::: Given data
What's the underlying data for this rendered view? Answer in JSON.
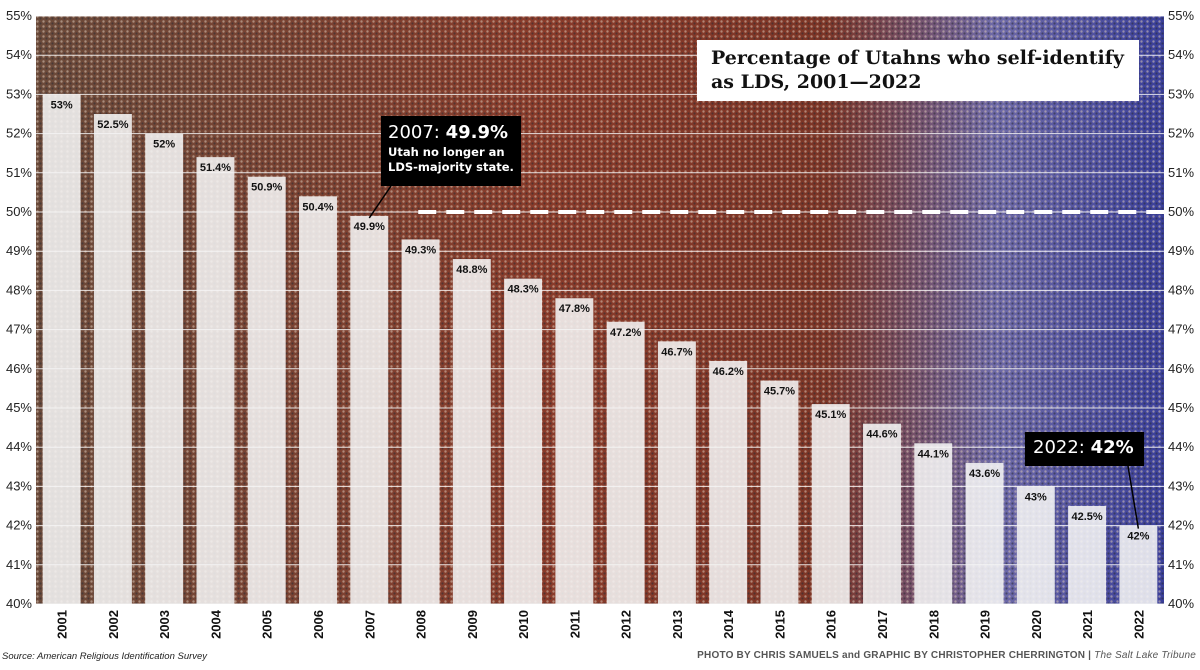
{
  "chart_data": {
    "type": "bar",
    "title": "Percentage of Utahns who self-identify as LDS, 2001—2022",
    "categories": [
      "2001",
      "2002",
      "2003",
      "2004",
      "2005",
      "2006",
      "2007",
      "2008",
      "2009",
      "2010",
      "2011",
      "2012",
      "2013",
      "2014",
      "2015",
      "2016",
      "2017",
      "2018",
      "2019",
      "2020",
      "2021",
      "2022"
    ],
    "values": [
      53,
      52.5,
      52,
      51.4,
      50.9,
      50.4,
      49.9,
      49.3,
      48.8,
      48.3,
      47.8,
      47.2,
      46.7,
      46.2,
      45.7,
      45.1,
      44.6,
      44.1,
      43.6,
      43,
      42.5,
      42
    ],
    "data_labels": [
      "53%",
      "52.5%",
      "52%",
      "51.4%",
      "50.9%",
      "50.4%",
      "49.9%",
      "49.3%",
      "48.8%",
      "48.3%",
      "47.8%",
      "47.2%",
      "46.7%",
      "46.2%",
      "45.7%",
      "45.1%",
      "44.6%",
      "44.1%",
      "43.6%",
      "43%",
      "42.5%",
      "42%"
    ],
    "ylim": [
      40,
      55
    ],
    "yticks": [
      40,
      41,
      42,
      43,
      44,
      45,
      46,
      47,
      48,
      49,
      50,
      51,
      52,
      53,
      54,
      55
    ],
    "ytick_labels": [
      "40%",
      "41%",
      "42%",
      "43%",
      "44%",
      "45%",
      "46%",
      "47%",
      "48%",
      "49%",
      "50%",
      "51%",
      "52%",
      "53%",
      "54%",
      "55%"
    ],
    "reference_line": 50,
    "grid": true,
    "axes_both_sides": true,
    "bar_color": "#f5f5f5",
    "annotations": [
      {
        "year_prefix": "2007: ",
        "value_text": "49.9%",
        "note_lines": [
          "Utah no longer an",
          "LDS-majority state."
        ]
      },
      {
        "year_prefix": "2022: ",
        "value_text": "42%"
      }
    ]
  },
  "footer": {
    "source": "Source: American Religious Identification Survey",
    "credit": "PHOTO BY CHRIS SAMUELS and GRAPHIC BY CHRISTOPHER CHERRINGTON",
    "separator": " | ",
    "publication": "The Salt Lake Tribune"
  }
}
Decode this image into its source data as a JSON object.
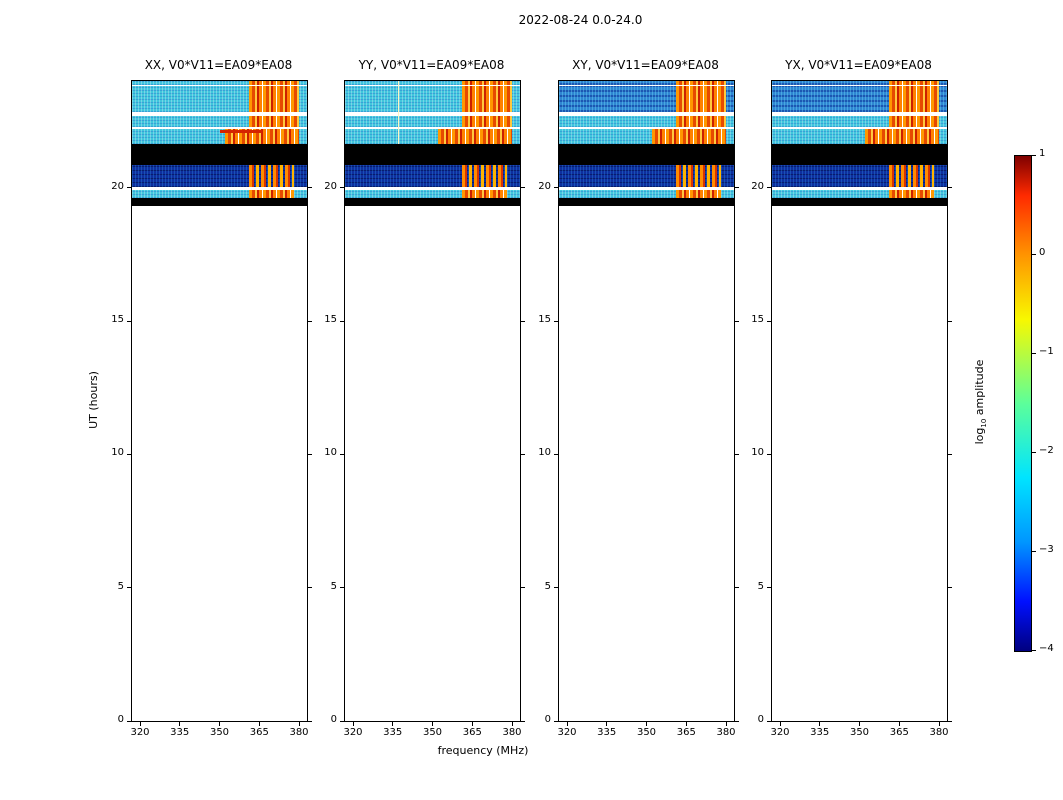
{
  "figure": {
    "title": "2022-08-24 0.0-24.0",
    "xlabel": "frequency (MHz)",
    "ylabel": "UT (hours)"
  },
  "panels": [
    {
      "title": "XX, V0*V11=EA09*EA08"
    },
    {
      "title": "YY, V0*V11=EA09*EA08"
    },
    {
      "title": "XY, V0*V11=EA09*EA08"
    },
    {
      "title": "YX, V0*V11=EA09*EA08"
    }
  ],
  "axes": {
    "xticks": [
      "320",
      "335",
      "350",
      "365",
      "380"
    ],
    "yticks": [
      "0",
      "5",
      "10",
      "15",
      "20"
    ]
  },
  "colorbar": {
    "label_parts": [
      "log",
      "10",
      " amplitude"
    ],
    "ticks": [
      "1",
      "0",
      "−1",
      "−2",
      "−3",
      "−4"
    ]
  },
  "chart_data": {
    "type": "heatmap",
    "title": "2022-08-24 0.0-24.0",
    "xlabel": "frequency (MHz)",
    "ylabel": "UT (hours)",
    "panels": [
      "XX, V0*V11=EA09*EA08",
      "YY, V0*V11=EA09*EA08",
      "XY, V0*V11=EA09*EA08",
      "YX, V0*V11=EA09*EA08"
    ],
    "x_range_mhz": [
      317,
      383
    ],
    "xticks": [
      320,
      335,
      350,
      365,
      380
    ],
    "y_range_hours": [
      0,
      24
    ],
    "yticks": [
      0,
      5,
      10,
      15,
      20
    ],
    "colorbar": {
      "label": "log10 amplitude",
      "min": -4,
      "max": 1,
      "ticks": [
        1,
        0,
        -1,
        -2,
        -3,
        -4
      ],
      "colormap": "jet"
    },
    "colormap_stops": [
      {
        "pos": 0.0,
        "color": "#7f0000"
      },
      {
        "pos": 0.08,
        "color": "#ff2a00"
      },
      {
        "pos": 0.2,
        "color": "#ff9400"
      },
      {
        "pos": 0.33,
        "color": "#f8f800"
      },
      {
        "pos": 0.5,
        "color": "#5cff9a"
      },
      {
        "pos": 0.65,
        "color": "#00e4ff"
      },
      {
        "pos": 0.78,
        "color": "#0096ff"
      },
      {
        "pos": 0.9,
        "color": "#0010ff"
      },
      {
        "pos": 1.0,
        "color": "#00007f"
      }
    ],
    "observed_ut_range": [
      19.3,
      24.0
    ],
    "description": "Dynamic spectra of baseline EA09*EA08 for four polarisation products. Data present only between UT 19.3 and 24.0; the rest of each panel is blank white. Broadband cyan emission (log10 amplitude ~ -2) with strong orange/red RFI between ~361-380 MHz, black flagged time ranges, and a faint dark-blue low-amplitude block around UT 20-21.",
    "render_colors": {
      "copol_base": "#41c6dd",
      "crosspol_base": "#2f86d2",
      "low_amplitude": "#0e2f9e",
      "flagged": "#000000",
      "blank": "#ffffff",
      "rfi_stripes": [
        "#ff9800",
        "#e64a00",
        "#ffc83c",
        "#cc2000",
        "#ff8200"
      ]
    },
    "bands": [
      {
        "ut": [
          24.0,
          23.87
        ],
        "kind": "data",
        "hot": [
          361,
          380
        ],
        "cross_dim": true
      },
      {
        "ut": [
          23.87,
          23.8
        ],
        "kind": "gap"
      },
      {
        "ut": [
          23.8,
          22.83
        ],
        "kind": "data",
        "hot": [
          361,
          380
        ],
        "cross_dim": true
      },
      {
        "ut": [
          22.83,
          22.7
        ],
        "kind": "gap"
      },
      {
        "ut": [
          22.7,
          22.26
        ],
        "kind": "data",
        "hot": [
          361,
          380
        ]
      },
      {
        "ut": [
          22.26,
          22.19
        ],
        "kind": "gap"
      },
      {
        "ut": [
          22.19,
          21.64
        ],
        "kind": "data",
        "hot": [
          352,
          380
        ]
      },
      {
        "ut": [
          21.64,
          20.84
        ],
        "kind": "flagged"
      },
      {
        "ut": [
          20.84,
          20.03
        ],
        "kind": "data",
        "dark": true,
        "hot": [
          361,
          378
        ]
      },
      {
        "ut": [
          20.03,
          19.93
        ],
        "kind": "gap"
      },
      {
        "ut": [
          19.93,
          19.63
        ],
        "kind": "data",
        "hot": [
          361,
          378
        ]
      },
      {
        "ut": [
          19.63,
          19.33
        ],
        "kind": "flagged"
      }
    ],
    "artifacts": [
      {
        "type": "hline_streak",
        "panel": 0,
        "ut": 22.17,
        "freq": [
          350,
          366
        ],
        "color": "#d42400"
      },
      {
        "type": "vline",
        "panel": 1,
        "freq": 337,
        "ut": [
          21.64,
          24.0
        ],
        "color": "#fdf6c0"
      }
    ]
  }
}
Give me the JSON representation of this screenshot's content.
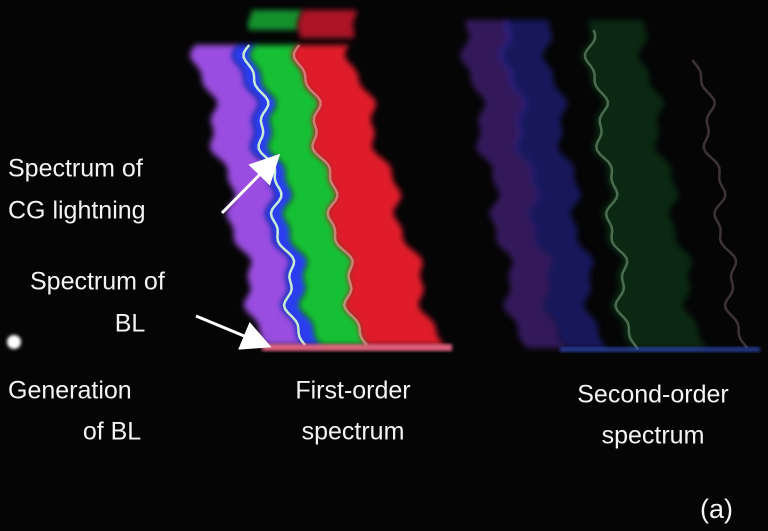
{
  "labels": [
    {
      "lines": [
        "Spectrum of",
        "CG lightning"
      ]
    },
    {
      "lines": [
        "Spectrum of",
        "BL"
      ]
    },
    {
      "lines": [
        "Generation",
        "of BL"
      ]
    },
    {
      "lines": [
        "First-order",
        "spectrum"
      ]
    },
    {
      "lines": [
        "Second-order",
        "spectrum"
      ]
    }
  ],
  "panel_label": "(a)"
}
::::::
Requirement. Give every record back exactly as it reads, with no images.

Solved exercise.
What's the underlying data for this rendered view? Answer in JSON.
{
  "chart_data": {
    "type": "bar",
    "title": "Percentage of Utahns who self-identify as LDS, 2001—2022",
    "categories": [
      "2001",
      "2002",
      "2003",
      "2004",
      "2005",
      "2006",
      "2007",
      "2008",
      "2009",
      "2010",
      "2011",
      "2012",
      "2013",
      "2014",
      "2015",
      "2016",
      "2017",
      "2018",
      "2019",
      "2020",
      "2021",
      "2022"
    ],
    "values": [
      53,
      52.5,
      52,
      51.4,
      50.9,
      50.4,
      49.9,
      49.3,
      48.8,
      48.3,
      47.8,
      47.2,
      46.7,
      46.2,
      45.7,
      45.1,
      44.6,
      44.1,
      43.6,
      43,
      42.5,
      42
    ],
    "data_labels": [
      "53%",
      "52.5%",
      "52%",
      "51.4%",
      "50.9%",
      "50.4%",
      "49.9%",
      "49.3%",
      "48.8%",
      "48.3%",
      "47.8%",
      "47.2%",
      "46.7%",
      "46.2%",
      "45.7%",
      "45.1%",
      "44.6%",
      "44.1%",
      "43.6%",
      "43%",
      "42.5%",
      "42%"
    ],
    "ylim": [
      40,
      55
    ],
    "yticks": [
      40,
      41,
      42,
      43,
      44,
      45,
      46,
      47,
      48,
      49,
      50,
      51,
      52,
      53,
      54,
      55
    ],
    "ytick_labels": [
      "40%",
      "41%",
      "42%",
      "43%",
      "44%",
      "45%",
      "46%",
      "47%",
      "48%",
      "49%",
      "50%",
      "51%",
      "52%",
      "53%",
      "54%",
      "55%"
    ],
    "reference_line": 50,
    "grid": true,
    "axes_both_sides": true,
    "bar_color": "#f5f5f5",
    "annotations": [
      {
        "year_prefix": "2007: ",
        "value_text": "49.9%",
        "note_lines": [
          "Utah no longer an",
          "LDS-majority state."
        ]
      },
      {
        "year_prefix": "2022: ",
        "value_text": "42%"
      }
    ]
  },
  "footer": {
    "source": "Source: American Religious Identification Survey",
    "credit": "PHOTO BY CHRIS SAMUELS and GRAPHIC BY CHRISTOPHER CHERRINGTON",
    "separator": " | ",
    "publication": "The Salt Lake Tribune"
  }
}
Decode this image into its source data as a JSON object.
{
  "figure": {
    "title": "2022-08-24 0.0-24.0",
    "xlabel": "frequency (MHz)",
    "ylabel": "UT (hours)"
  },
  "panels": [
    {
      "title": "XX, V0*V11=EA09*EA08"
    },
    {
      "title": "YY, V0*V11=EA09*EA08"
    },
    {
      "title": "XY, V0*V11=EA09*EA08"
    },
    {
      "title": "YX, V0*V11=EA09*EA08"
    }
  ],
  "axes": {
    "xticks": [
      "320",
      "335",
      "350",
      "365",
      "380"
    ],
    "yticks": [
      "0",
      "5",
      "10",
      "15",
      "20"
    ]
  },
  "colorbar": {
    "label_parts": [
      "log",
      "10",
      " amplitude"
    ],
    "ticks": [
      "1",
      "0",
      "−1",
      "−2",
      "−3",
      "−4"
    ]
  },
  "chart_data": {
    "type": "heatmap",
    "title": "2022-08-24 0.0-24.0",
    "xlabel": "frequency (MHz)",
    "ylabel": "UT (hours)",
    "panels": [
      "XX, V0*V11=EA09*EA08",
      "YY, V0*V11=EA09*EA08",
      "XY, V0*V11=EA09*EA08",
      "YX, V0*V11=EA09*EA08"
    ],
    "x_range_mhz": [
      317,
      383
    ],
    "xticks": [
      320,
      335,
      350,
      365,
      380
    ],
    "y_range_hours": [
      0,
      24
    ],
    "yticks": [
      0,
      5,
      10,
      15,
      20
    ],
    "colorbar": {
      "label": "log10 amplitude",
      "min": -4,
      "max": 1,
      "ticks": [
        1,
        0,
        -1,
        -2,
        -3,
        -4
      ],
      "colormap": "jet"
    },
    "colormap_stops": [
      {
        "pos": 0.0,
        "color": "#7f0000"
      },
      {
        "pos": 0.08,
        "color": "#ff2a00"
      },
      {
        "pos": 0.2,
        "color": "#ff9400"
      },
      {
        "pos": 0.33,
        "color": "#f8f800"
      },
      {
        "pos": 0.5,
        "color": "#5cff9a"
      },
      {
        "pos": 0.65,
        "color": "#00e4ff"
      },
      {
        "pos": 0.78,
        "color": "#0096ff"
      },
      {
        "pos": 0.9,
        "color": "#0010ff"
      },
      {
        "pos": 1.0,
        "color": "#00007f"
      }
    ],
    "observed_ut_range": [
      19.3,
      24.0
    ],
    "description": "Dynamic spectra of baseline EA09*EA08 for four polarisation products. Data present only between UT 19.3 and 24.0; the rest of each panel is blank white. Broadband cyan emission (log10 amplitude ~ -2) with strong orange/red RFI between ~361-380 MHz, black flagged time ranges, and a faint dark-blue low-amplitude block around UT 20-21.",
    "render_colors": {
      "copol_base": "#41c6dd",
      "crosspol_base": "#2f86d2",
      "low_amplitude": "#0e2f9e",
      "flagged": "#000000",
      "blank": "#ffffff",
      "rfi_stripes": [
        "#ff9800",
        "#e64a00",
        "#ffc83c",
        "#cc2000",
        "#ff8200"
      ]
    },
    "bands": [
      {
        "ut": [
          24.0,
          23.87
        ],
        "kind": "data",
        "hot": [
          361,
          380
        ],
        "cross_dim": true
      },
      {
        "ut": [
          23.87,
          23.8
        ],
        "kind": "gap"
      },
      {
        "ut": [
          23.8,
          22.83
        ],
        "kind": "data",
        "hot": [
          361,
          380
        ],
        "cross_dim": true
      },
      {
        "ut": [
          22.83,
          22.7
        ],
        "kind": "gap"
      },
      {
        "ut": [
          22.7,
          22.26
        ],
        "kind": "data",
        "hot": [
          361,
          380
        ]
      },
      {
        "ut": [
          22.26,
          22.19
        ],
        "kind": "gap"
      },
      {
        "ut": [
          22.19,
          21.64
        ],
        "kind": "data",
        "hot": [
          352,
          380
        ]
      },
      {
        "ut": [
          21.64,
          20.84
        ],
        "kind": "flagged"
      },
      {
        "ut": [
          20.84,
          20.03
        ],
        "kind": "data",
        "dark": true,
        "hot": [
          361,
          378
        ]
      },
      {
        "ut": [
          20.03,
          19.93
        ],
        "kind": "gap"
      },
      {
        "ut": [
          19.93,
          19.63
        ],
        "kind": "data",
        "hot": [
          361,
          378
        ]
      },
      {
        "ut": [
          19.63,
          19.33
        ],
        "kind": "flagged"
      }
    ],
    "artifacts": [
      {
        "type": "hline_streak",
        "panel": 0,
        "ut": 22.17,
        "freq": [
          350,
          366
        ],
        "color": "#d42400"
      },
      {
        "type": "vline",
        "panel": 1,
        "freq": 337,
        "ut": [
          21.64,
          24.0
        ],
        "color": "#fdf6c0"
      }
    ]
  }
}
Give me the JSON representation of this screenshot's content.
{
  "labels": [
    {
      "lines": [
        "Spectrum of",
        "CG lightning"
      ]
    },
    {
      "lines": [
        "Spectrum of",
        "BL"
      ]
    },
    {
      "lines": [
        "Generation",
        "of BL"
      ]
    },
    {
      "lines": [
        "First-order",
        "spectrum"
      ]
    },
    {
      "lines": [
        "Second-order",
        "spectrum"
      ]
    }
  ],
  "panel_label": "(a)"
}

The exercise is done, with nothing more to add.